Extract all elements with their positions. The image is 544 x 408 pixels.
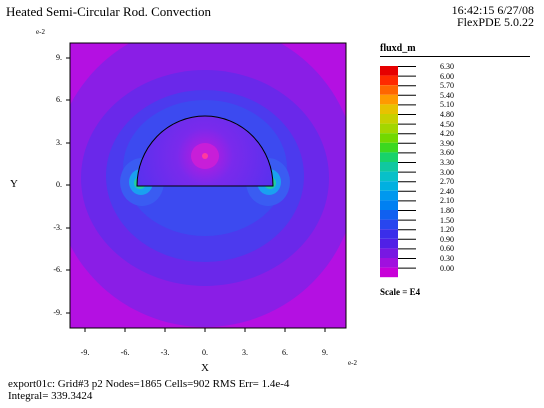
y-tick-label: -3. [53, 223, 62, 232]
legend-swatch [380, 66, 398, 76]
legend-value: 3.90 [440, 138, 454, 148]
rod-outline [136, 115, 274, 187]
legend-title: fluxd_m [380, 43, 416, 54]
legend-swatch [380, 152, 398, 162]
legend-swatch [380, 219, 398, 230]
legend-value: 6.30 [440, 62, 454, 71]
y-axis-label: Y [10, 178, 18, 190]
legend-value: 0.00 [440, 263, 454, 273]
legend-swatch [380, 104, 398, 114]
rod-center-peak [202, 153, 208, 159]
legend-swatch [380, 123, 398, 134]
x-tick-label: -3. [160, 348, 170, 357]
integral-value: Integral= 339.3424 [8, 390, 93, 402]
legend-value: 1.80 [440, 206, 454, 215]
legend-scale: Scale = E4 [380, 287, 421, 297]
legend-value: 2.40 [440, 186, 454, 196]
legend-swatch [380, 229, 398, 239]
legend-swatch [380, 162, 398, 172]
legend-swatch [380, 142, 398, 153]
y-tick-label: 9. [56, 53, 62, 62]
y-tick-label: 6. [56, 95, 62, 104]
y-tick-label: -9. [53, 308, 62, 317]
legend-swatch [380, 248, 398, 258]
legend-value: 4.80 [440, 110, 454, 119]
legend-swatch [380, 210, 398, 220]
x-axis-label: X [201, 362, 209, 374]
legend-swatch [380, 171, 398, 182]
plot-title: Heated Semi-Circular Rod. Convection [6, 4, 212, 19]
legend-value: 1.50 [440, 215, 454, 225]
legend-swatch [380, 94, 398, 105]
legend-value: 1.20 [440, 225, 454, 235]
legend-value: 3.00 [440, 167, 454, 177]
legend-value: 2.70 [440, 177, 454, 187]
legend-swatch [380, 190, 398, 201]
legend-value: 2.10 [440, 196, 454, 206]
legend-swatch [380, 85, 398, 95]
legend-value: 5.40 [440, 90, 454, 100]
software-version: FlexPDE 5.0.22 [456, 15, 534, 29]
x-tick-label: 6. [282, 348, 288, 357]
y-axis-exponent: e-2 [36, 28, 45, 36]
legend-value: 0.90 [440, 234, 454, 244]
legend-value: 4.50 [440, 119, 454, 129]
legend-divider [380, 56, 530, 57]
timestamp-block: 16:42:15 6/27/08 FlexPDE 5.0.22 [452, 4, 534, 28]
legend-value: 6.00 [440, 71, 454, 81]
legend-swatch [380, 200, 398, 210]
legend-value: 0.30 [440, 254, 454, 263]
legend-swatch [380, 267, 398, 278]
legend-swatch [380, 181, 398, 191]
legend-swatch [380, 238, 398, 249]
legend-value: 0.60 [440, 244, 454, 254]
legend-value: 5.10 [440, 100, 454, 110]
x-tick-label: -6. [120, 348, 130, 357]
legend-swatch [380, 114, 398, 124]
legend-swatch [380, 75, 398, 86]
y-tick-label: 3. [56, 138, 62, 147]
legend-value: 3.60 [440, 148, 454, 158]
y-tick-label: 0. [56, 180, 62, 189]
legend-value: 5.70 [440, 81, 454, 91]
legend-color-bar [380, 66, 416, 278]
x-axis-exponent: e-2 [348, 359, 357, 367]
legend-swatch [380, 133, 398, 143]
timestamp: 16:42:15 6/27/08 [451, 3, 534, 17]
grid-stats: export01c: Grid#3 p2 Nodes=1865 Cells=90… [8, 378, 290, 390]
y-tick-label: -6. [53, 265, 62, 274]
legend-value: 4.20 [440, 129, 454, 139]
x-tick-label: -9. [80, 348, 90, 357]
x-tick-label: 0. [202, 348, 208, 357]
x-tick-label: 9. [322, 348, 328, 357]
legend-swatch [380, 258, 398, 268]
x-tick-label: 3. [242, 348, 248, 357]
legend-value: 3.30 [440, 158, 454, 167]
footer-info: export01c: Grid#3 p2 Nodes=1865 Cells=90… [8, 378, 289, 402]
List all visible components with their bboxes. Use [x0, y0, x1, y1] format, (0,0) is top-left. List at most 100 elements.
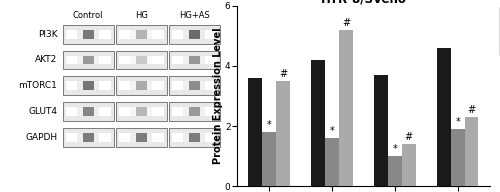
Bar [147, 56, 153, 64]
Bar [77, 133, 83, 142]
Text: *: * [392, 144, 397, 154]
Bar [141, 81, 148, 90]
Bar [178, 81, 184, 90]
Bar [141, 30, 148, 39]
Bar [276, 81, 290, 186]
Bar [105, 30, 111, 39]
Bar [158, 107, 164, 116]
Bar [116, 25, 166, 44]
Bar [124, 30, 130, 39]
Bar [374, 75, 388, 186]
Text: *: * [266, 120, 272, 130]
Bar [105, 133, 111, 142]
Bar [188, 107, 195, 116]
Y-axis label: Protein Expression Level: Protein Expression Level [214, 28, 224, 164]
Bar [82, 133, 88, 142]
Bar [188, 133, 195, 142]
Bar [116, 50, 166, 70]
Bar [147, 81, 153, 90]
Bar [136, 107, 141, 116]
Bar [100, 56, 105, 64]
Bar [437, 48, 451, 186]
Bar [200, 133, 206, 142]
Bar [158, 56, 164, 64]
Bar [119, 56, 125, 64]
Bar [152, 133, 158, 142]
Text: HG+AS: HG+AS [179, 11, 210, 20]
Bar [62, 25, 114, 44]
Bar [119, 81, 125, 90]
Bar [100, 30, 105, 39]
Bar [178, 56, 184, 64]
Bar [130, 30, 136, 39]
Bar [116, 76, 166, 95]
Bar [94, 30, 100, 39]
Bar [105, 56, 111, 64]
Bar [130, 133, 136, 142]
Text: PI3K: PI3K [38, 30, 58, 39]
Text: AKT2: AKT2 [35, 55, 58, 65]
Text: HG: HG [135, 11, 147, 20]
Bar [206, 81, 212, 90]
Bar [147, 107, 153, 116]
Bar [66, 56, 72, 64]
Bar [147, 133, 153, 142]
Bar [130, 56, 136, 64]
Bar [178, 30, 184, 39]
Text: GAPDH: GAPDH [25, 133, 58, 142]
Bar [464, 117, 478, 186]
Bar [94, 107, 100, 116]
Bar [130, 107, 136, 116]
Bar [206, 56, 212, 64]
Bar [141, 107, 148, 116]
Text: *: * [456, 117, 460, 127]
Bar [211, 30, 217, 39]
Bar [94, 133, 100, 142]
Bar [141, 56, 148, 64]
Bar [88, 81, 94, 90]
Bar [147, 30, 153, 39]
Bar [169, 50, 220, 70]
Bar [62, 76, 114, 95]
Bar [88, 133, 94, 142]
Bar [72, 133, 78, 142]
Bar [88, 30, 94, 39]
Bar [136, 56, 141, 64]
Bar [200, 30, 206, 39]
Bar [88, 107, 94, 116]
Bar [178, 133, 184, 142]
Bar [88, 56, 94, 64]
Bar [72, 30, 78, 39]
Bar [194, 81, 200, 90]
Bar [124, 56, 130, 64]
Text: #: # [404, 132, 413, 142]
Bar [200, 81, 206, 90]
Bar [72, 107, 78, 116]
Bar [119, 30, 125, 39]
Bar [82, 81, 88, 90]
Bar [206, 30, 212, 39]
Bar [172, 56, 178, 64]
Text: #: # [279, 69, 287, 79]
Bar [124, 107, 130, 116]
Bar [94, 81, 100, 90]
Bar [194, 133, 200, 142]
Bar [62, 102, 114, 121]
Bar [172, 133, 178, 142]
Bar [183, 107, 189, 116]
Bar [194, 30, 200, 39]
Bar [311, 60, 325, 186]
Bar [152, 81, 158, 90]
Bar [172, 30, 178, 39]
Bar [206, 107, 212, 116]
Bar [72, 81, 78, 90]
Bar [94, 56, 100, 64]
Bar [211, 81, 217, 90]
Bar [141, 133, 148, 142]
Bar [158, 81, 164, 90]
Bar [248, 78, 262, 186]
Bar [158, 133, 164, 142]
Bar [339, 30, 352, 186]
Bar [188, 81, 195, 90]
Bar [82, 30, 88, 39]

········

Lines with "title": find them in the data and copy each one.

Solution for this task:
legend-title: fluxd_m [380, 43, 416, 54]
plot-title: Heated Semi-Circular Rod. Convection [6, 4, 212, 19]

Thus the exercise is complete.